● **YOUR GOAL**: Return the complete listing that follows, with each line reproduced exactly.

(Items from a data source)
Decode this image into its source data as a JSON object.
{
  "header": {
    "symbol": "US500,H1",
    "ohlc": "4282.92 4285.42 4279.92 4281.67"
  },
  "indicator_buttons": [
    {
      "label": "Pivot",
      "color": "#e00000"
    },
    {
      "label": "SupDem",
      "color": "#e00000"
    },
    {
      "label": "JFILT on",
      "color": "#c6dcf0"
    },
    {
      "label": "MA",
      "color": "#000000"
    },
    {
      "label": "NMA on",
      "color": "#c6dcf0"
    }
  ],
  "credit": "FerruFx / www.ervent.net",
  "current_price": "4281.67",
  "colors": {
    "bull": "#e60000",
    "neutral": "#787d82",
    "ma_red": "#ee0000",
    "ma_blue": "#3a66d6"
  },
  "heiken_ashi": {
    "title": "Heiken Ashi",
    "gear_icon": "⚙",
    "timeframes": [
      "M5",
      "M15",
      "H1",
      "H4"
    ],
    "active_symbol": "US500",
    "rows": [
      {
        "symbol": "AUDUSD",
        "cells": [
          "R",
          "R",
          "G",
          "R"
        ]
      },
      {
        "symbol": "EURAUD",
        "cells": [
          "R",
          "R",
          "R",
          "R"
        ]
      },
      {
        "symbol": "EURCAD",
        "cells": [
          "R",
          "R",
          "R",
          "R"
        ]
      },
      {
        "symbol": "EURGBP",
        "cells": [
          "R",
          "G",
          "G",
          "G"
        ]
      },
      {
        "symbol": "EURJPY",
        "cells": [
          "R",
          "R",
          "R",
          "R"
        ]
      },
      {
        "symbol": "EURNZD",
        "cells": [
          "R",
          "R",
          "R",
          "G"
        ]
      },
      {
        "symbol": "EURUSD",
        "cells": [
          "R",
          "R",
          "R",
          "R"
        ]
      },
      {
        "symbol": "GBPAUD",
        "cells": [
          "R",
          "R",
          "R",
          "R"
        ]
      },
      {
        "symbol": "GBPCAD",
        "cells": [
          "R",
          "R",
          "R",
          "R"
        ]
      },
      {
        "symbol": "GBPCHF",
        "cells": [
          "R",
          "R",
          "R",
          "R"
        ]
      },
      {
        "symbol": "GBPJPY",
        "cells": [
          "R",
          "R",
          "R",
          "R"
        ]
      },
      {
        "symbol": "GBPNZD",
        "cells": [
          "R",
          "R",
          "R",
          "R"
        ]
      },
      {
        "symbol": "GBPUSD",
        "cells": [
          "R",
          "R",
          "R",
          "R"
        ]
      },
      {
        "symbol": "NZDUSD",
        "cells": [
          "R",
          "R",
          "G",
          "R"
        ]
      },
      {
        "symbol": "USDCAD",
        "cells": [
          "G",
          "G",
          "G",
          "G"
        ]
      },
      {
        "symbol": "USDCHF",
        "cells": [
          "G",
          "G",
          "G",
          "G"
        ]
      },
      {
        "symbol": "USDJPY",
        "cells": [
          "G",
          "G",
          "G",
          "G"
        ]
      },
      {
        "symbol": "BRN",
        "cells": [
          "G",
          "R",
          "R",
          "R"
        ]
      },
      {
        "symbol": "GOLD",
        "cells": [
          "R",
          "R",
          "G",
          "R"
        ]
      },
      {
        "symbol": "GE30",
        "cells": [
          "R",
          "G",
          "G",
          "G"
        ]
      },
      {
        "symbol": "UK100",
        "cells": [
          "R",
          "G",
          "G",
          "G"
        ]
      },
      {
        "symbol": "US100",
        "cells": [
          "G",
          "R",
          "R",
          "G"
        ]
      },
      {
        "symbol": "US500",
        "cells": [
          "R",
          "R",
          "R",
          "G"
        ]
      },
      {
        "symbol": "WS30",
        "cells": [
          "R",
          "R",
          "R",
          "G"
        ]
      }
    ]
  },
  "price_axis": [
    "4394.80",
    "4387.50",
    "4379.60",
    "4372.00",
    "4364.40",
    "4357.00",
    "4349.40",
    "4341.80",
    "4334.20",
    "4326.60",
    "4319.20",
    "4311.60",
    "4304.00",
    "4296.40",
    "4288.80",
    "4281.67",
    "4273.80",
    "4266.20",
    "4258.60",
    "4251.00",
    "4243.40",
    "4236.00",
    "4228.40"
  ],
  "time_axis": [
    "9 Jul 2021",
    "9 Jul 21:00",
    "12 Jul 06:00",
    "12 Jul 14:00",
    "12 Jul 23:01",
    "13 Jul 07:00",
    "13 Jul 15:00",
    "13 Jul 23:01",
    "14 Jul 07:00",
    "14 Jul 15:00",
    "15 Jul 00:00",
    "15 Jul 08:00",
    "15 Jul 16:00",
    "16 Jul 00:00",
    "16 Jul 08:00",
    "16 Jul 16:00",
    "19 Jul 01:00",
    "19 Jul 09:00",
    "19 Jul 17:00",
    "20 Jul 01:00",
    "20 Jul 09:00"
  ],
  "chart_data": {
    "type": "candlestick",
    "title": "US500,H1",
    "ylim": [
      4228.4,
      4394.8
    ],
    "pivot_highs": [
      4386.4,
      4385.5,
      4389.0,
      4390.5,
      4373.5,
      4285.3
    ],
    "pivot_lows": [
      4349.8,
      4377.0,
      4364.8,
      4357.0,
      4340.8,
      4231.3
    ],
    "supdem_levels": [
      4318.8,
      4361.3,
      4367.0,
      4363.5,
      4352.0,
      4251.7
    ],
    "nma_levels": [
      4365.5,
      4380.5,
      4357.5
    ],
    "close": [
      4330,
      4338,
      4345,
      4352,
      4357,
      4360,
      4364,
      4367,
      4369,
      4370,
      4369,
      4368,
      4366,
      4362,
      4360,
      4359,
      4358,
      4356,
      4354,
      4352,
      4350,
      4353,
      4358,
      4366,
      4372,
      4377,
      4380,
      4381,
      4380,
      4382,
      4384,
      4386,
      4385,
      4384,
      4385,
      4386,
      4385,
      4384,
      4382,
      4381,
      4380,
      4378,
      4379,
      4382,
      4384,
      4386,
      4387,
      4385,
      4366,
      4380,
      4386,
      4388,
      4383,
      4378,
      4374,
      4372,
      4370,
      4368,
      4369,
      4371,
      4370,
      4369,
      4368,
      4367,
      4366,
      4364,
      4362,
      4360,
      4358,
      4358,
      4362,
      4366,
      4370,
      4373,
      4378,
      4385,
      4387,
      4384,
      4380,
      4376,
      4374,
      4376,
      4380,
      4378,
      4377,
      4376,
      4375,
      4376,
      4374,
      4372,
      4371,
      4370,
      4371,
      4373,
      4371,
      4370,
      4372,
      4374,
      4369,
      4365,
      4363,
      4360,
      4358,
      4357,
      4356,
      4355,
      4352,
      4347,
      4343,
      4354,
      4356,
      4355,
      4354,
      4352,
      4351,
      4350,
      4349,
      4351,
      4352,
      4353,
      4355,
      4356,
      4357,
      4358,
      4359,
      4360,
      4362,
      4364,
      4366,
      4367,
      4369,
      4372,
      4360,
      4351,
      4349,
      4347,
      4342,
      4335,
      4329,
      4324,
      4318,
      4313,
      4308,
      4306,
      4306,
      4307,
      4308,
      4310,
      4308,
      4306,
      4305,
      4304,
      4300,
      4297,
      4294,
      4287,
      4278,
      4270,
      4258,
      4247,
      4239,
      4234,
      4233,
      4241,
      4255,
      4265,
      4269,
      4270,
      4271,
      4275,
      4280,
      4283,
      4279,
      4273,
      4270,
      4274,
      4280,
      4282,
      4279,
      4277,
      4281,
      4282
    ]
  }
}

● **SOLVED EXERCISE**:
Decode this image into its source data as a JSON object.
{
  "header": {
    "symbol": "US500,H1",
    "ohlc": "4282.92 4285.42 4279.92 4281.67"
  },
  "indicator_buttons": [
    {
      "label": "Pivot",
      "color": "#e00000"
    },
    {
      "label": "SupDem",
      "color": "#e00000"
    },
    {
      "label": "JFILT on",
      "color": "#c6dcf0"
    },
    {
      "label": "MA",
      "color": "#000000"
    },
    {
      "label": "NMA on",
      "color": "#c6dcf0"
    }
  ],
  "credit": "FerruFx / www.ervent.net",
  "current_price": "4281.67",
  "colors": {
    "bull": "#e60000",
    "neutral": "#787d82",
    "ma_red": "#ee0000",
    "ma_blue": "#3a66d6"
  },
  "heiken_ashi": {
    "title": "Heiken Ashi",
    "gear_icon": "⚙",
    "timeframes": [
      "M5",
      "M15",
      "H1",
      "H4"
    ],
    "active_symbol": "US500",
    "rows": [
      {
        "symbol": "AUDUSD",
        "cells": [
          "R",
          "R",
          "G",
          "R"
        ]
      },
      {
        "symbol": "EURAUD",
        "cells": [
          "R",
          "R",
          "R",
          "R"
        ]
      },
      {
        "symbol": "EURCAD",
        "cells": [
          "R",
          "R",
          "R",
          "R"
        ]
      },
      {
        "symbol": "EURGBP",
        "cells": [
          "R",
          "G",
          "G",
          "G"
        ]
      },
      {
        "symbol": "EURJPY",
        "cells": [
          "R",
          "R",
          "R",
          "R"
        ]
      },
      {
        "symbol": "EURNZD",
        "cells": [
          "R",
          "R",
          "R",
          "G"
        ]
      },
      {
        "symbol": "EURUSD",
        "cells": [
          "R",
          "R",
          "R",
          "R"
        ]
      },
      {
        "symbol": "GBPAUD",
        "cells": [
          "R",
          "R",
          "R",
          "R"
        ]
      },
      {
        "symbol": "GBPCAD",
        "cells": [
          "R",
          "R",
          "R",
          "R"
        ]
      },
      {
        "symbol": "GBPCHF",
        "cells": [
          "R",
          "R",
          "R",
          "R"
        ]
      },
      {
        "symbol": "GBPJPY",
        "cells": [
          "R",
          "R",
          "R",
          "R"
        ]
      },
      {
        "symbol": "GBPNZD",
        "cells": [
          "R",
          "R",
          "R",
          "R"
        ]
      },
      {
        "symbol": "GBPUSD",
        "cells": [
          "R",
          "R",
          "R",
          "R"
        ]
      },
      {
        "symbol": "NZDUSD",
        "cells": [
          "R",
          "R",
          "G",
          "R"
        ]
      },
      {
        "symbol": "USDCAD",
        "cells": [
          "G",
          "G",
          "G",
          "G"
        ]
      },
      {
        "symbol": "USDCHF",
        "cells": [
          "G",
          "G",
          "G",
          "G"
        ]
      },
      {
        "symbol": "USDJPY",
        "cells": [
          "G",
          "G",
          "G",
          "G"
        ]
      },
      {
        "symbol": "BRN",
        "cells": [
          "G",
          "R",
          "R",
          "R"
        ]
      },
      {
        "symbol": "GOLD",
        "cells": [
          "R",
          "R",
          "G",
          "R"
        ]
      },
      {
        "symbol": "GE30",
        "cells": [
          "R",
          "G",
          "G",
          "G"
        ]
      },
      {
        "symbol": "UK100",
        "cells": [
          "R",
          "G",
          "G",
          "G"
        ]
      },
      {
        "symbol": "US100",
        "cells": [
          "G",
          "R",
          "R",
          "G"
        ]
      },
      {
        "symbol": "US500",
        "cells": [
          "R",
          "R",
          "R",
          "G"
        ]
      },
      {
        "symbol": "WS30",
        "cells": [
          "R",
          "R",
          "R",
          "G"
        ]
      }
    ]
  },
  "price_axis": [
    "4394.80",
    "4387.50",
    "4379.60",
    "4372.00",
    "4364.40",
    "4357.00",
    "4349.40",
    "4341.80",
    "4334.20",
    "4326.60",
    "4319.20",
    "4311.60",
    "4304.00",
    "4296.40",
    "4288.80",
    "4281.67",
    "4273.80",
    "4266.20",
    "4258.60",
    "4251.00",
    "4243.40",
    "4236.00",
    "4228.40"
  ],
  "time_axis": [
    "9 Jul 2021",
    "9 Jul 21:00",
    "12 Jul 06:00",
    "12 Jul 14:00",
    "12 Jul 23:01",
    "13 Jul 07:00",
    "13 Jul 15:00",
    "13 Jul 23:01",
    "14 Jul 07:00",
    "14 Jul 15:00",
    "15 Jul 00:00",
    "15 Jul 08:00",
    "15 Jul 16:00",
    "16 Jul 00:00",
    "16 Jul 08:00",
    "16 Jul 16:00",
    "19 Jul 01:00",
    "19 Jul 09:00",
    "19 Jul 17:00",
    "20 Jul 01:00",
    "20 Jul 09:00"
  ],
  "chart_data": {
    "type": "candlestick",
    "title": "US500,H1",
    "ylim": [
      4228.4,
      4394.8
    ],
    "pivot_highs": [
      4386.4,
      4385.5,
      4389.0,
      4390.5,
      4373.5,
      4285.3
    ],
    "pivot_lows": [
      4349.8,
      4377.0,
      4364.8,
      4357.0,
      4340.8,
      4231.3
    ],
    "supdem_levels": [
      4318.8,
      4361.3,
      4367.0,
      4363.5,
      4352.0,
      4251.7
    ],
    "nma_levels": [
      4365.5,
      4380.5,
      4357.5
    ],
    "close": [
      4330,
      4338,
      4345,
      4352,
      4357,
      4360,
      4364,
      4367,
      4369,
      4370,
      4369,
      4368,
      4366,
      4362,
      4360,
      4359,
      4358,
      4356,
      4354,
      4352,
      4350,
      4353,
      4358,
      4366,
      4372,
      4377,
      4380,
      4381,
      4380,
      4382,
      4384,
      4386,
      4385,
      4384,
      4385,
      4386,
      4385,
      4384,
      4382,
      4381,
      4380,
      4378,
      4379,
      4382,
      4384,
      4386,
      4387,
      4385,
      4366,
      4380,
      4386,
      4388,
      4383,
      4378,
      4374,
      4372,
      4370,
      4368,
      4369,
      4371,
      4370,
      4369,
      4368,
      4367,
      4366,
      4364,
      4362,
      4360,
      4358,
      4358,
      4362,
      4366,
      4370,
      4373,
      4378,
      4385,
      4387,
      4384,
      4380,
      4376,
      4374,
      4376,
      4380,
      4378,
      4377,
      4376,
      4375,
      4376,
      4374,
      4372,
      4371,
      4370,
      4371,
      4373,
      4371,
      4370,
      4372,
      4374,
      4369,
      4365,
      4363,
      4360,
      4358,
      4357,
      4356,
      4355,
      4352,
      4347,
      4343,
      4354,
      4356,
      4355,
      4354,
      4352,
      4351,
      4350,
      4349,
      4351,
      4352,
      4353,
      4355,
      4356,
      4357,
      4358,
      4359,
      4360,
      4362,
      4364,
      4366,
      4367,
      4369,
      4372,
      4360,
      4351,
      4349,
      4347,
      4342,
      4335,
      4329,
      4324,
      4318,
      4313,
      4308,
      4306,
      4306,
      4307,
      4308,
      4310,
      4308,
      4306,
      4305,
      4304,
      4300,
      4297,
      4294,
      4287,
      4278,
      4270,
      4258,
      4247,
      4239,
      4234,
      4233,
      4241,
      4255,
      4265,
      4269,
      4270,
      4271,
      4275,
      4280,
      4283,
      4279,
      4273,
      4270,
      4274,
      4280,
      4282,
      4279,
      4277,
      4281,
      4282
    ]
  }
}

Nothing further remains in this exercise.